PROBLEM DETAILS: Find each line with the string "Date" and copy it.

STORED RECORDS:
┄┄┄┄┄┄┄┄┄┄┄┄┄┄┄┄┄┄┄┄
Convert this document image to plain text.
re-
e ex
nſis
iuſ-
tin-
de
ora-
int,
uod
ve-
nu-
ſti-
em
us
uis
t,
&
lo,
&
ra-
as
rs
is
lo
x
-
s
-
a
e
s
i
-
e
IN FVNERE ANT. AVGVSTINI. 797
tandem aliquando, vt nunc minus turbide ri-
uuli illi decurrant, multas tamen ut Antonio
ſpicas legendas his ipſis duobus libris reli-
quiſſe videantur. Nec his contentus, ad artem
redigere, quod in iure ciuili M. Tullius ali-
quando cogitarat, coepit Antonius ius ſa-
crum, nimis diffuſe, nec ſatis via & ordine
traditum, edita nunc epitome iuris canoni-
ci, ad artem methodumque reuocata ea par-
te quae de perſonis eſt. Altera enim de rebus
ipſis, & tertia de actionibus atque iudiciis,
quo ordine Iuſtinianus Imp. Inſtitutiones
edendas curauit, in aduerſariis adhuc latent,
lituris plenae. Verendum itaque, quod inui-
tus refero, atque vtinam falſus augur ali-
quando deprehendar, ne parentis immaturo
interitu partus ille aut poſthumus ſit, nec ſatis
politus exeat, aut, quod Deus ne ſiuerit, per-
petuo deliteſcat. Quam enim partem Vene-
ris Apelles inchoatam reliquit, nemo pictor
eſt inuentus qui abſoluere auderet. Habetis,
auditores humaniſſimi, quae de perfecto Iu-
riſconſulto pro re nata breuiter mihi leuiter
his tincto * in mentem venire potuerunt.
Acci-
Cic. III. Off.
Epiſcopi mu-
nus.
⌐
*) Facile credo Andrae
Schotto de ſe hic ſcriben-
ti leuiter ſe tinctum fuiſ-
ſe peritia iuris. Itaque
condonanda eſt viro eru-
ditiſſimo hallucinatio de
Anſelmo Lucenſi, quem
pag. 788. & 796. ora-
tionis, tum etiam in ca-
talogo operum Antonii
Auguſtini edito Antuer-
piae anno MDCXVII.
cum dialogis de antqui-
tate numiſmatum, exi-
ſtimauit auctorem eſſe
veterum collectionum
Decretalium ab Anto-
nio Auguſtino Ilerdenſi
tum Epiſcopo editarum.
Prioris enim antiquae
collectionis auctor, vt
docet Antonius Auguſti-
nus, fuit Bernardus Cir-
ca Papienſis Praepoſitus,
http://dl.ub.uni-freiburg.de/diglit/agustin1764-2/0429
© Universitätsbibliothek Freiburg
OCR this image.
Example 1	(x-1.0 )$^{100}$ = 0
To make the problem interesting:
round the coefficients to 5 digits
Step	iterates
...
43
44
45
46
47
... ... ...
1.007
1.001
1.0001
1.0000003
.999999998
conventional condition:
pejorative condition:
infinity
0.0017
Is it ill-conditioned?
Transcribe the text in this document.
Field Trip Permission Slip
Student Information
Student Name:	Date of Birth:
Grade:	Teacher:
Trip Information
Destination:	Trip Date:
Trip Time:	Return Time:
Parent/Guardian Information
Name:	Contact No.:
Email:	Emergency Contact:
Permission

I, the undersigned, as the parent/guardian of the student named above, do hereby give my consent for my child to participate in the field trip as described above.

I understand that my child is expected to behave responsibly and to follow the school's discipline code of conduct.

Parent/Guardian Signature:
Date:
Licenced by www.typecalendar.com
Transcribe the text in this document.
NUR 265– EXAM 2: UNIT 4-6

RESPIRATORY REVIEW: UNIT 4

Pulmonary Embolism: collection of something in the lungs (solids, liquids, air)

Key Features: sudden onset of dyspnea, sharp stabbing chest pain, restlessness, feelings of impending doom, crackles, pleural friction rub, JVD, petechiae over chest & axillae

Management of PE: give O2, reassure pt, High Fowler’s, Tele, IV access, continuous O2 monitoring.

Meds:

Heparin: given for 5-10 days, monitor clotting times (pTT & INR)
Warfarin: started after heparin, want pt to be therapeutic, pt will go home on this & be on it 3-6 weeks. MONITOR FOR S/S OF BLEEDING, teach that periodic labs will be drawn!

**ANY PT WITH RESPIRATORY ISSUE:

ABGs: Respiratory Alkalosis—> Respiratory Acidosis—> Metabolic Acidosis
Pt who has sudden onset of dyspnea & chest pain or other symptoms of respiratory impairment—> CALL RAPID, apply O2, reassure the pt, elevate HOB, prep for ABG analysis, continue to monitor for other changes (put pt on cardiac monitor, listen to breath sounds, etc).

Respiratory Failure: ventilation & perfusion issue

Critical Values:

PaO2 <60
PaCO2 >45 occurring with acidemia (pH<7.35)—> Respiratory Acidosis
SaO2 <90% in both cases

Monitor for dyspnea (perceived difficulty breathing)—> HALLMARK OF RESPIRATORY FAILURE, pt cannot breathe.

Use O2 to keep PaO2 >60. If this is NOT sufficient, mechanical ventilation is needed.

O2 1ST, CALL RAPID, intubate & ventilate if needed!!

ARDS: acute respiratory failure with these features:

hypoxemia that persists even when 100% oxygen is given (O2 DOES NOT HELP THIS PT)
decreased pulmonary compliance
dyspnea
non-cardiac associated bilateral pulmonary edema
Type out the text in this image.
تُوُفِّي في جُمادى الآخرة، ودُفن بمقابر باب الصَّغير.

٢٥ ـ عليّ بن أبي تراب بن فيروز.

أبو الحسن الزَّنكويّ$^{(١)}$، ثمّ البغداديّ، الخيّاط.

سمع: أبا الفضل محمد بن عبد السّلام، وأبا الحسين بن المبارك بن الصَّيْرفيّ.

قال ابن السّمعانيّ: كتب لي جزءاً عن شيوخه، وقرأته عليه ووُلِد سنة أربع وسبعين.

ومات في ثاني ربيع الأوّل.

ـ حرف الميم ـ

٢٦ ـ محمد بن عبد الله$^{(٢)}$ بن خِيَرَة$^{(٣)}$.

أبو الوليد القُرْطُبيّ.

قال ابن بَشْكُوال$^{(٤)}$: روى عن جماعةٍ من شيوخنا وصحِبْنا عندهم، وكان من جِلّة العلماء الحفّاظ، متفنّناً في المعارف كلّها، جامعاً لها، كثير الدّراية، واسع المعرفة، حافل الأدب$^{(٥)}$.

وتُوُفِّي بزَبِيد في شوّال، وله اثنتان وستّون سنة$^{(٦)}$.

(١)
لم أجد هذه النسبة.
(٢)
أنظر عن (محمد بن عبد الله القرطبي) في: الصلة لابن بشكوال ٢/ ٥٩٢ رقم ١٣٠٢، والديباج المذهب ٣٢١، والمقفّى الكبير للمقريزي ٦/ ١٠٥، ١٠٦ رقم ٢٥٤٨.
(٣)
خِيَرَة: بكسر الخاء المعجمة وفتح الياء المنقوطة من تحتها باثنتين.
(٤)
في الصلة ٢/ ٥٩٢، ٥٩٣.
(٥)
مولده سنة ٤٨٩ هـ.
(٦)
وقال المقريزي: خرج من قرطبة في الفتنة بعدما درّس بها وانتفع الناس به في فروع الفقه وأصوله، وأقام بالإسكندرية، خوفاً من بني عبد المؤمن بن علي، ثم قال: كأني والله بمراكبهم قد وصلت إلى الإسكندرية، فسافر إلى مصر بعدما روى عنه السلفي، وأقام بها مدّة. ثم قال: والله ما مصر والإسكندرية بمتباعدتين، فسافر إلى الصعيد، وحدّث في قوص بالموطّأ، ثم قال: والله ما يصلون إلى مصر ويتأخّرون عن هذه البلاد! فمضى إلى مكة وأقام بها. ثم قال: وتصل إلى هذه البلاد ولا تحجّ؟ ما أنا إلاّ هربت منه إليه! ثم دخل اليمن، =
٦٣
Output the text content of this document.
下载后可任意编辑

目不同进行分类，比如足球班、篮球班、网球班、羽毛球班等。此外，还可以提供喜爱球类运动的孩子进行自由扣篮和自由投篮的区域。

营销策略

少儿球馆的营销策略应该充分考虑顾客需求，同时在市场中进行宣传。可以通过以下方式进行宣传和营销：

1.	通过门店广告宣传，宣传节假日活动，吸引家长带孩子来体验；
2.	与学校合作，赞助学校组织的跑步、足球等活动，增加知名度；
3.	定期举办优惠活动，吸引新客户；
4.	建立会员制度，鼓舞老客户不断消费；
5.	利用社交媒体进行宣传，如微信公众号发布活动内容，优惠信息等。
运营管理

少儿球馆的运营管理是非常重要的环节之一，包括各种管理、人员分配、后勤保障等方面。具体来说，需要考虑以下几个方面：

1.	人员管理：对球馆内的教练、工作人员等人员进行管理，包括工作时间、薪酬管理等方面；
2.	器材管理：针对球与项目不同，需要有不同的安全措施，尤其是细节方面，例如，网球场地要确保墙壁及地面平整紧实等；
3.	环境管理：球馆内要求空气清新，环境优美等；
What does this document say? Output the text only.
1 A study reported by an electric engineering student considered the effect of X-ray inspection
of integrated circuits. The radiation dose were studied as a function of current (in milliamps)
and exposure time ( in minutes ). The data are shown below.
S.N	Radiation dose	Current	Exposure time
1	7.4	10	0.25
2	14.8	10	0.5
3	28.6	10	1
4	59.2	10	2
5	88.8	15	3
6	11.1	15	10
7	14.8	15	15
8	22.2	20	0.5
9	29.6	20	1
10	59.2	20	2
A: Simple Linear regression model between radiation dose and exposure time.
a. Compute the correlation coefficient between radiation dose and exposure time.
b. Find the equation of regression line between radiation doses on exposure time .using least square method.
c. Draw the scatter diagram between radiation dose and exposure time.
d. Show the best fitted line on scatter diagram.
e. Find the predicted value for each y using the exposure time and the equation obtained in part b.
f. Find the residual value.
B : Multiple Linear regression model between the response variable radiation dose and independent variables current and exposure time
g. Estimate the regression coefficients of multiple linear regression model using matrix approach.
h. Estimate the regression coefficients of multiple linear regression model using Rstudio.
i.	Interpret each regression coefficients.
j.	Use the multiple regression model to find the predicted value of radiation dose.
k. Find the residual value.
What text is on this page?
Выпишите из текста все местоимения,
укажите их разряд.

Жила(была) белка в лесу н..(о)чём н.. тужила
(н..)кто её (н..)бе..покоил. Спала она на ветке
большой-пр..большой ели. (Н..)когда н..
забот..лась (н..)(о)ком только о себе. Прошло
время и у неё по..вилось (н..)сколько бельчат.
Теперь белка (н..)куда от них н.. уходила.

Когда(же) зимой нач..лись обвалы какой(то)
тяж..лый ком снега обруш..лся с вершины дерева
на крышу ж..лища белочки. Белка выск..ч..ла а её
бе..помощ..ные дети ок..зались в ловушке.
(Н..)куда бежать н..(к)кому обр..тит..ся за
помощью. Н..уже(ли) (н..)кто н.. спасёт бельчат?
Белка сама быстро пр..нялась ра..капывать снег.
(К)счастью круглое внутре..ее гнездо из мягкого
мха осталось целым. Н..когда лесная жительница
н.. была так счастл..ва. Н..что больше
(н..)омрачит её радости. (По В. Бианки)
┄┄┄┄┄┄┄┄┄┄┄┄┄┄┄┄┄┄┄┄
COMPLETE RESPONSE:
Student Name:	Date of Birth:
Destination:	Trip Date:
Date:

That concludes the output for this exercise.